Records supplied:
..........

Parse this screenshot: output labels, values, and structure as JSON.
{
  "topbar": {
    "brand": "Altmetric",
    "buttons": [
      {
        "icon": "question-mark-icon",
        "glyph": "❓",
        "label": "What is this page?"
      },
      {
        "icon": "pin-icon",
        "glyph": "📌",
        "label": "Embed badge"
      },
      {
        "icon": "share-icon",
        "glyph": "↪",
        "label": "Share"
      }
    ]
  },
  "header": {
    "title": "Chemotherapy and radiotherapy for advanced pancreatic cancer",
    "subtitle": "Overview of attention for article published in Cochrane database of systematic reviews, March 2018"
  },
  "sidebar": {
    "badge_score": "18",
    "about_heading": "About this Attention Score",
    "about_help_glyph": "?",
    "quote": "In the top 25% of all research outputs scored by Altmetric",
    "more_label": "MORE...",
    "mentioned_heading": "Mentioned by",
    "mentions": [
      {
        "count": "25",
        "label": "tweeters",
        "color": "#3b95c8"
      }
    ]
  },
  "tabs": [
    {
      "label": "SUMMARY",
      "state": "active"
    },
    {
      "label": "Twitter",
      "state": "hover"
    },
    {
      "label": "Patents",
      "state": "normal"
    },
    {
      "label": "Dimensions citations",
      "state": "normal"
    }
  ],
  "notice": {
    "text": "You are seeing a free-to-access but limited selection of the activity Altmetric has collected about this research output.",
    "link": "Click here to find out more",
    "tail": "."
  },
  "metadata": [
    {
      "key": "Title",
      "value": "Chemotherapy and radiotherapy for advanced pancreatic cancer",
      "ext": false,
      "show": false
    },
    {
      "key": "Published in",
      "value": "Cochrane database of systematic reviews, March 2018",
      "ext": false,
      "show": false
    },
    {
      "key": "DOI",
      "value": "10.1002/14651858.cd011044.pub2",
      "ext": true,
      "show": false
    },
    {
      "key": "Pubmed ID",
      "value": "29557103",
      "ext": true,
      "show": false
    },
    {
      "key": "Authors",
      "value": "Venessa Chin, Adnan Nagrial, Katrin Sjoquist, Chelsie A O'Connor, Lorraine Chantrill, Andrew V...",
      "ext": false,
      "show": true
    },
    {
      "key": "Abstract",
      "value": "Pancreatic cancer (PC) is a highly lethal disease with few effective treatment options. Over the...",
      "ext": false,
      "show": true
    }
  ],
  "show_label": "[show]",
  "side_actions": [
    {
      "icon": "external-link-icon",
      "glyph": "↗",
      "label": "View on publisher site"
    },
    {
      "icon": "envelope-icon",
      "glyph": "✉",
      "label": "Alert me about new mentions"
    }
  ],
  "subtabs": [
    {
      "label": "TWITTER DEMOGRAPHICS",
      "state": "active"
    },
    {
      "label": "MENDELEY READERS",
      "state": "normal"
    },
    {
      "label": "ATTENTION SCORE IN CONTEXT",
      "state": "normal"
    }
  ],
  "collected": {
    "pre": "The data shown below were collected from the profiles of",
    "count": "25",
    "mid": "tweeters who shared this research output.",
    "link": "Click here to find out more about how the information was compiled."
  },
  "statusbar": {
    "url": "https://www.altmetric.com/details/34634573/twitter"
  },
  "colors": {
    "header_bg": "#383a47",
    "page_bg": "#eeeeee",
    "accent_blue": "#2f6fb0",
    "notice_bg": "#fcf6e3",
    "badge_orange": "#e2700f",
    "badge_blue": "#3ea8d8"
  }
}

..........

Read through the lines above and collect those that contain the string "Chemotherapy".

    "title": "Chemotherapy and radiotherapy for advanced pancreatic cancer",
      "value": "Chemotherapy and radiotherapy for advanced pancreatic cancer",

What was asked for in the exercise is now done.